--- START ---

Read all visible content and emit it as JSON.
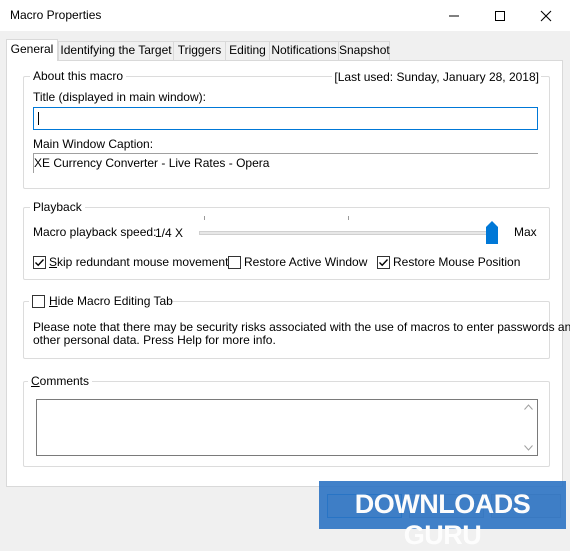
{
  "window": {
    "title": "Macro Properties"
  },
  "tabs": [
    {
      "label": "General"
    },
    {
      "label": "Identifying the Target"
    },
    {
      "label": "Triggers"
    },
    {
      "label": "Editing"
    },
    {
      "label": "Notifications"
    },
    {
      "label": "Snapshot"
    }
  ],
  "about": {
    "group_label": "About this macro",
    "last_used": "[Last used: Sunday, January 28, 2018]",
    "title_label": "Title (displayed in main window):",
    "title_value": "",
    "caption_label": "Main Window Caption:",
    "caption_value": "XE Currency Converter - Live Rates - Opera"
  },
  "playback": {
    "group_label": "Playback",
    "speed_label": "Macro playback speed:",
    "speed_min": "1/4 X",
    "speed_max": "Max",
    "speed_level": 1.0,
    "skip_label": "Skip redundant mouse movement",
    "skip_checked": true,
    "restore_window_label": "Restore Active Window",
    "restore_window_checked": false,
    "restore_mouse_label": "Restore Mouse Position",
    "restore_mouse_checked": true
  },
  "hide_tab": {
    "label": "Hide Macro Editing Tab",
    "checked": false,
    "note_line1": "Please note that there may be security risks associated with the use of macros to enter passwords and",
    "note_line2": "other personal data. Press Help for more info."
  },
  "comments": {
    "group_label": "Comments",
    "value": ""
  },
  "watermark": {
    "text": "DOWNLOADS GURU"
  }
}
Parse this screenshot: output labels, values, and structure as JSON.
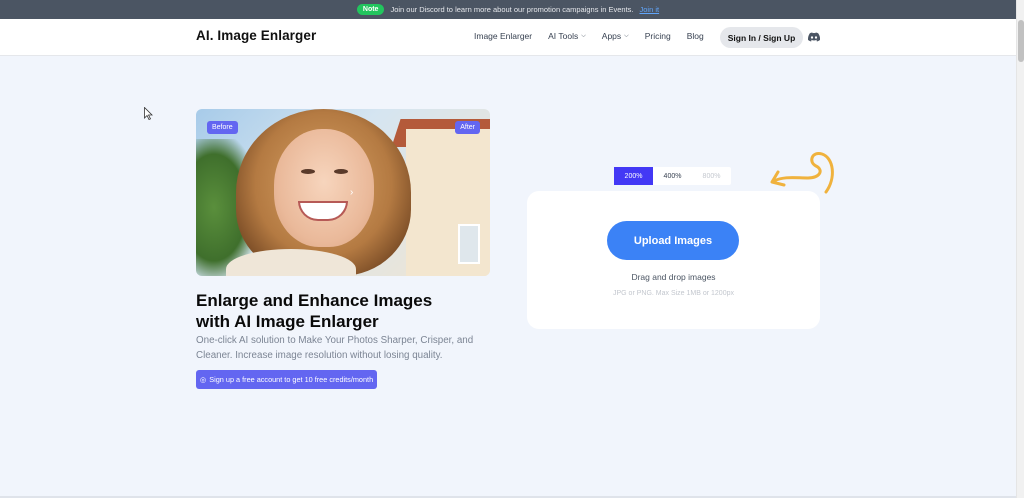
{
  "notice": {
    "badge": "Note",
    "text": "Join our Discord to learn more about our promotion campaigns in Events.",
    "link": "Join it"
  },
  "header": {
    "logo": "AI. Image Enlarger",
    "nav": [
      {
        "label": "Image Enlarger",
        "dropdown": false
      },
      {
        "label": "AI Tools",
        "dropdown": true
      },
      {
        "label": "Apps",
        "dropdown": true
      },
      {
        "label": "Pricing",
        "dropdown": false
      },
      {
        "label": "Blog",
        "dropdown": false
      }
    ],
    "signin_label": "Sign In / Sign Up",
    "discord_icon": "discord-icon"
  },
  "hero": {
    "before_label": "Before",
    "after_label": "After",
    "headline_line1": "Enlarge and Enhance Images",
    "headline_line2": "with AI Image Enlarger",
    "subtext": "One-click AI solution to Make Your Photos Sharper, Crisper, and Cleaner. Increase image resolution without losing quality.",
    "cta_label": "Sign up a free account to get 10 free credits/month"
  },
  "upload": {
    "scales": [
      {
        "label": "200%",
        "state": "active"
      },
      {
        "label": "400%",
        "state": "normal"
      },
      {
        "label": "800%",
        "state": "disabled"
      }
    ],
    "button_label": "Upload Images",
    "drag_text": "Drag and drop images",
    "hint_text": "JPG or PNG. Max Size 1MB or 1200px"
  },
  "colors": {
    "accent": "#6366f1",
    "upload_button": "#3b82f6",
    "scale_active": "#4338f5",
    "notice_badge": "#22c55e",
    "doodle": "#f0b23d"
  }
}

--- END ---

**Given request:** Check every line of the data, and copy the ones that contain "JSON".

**Written answer:**
Read all visible content and emit it as JSON.
Parse this screenshot: output labels, values, and structure as JSON.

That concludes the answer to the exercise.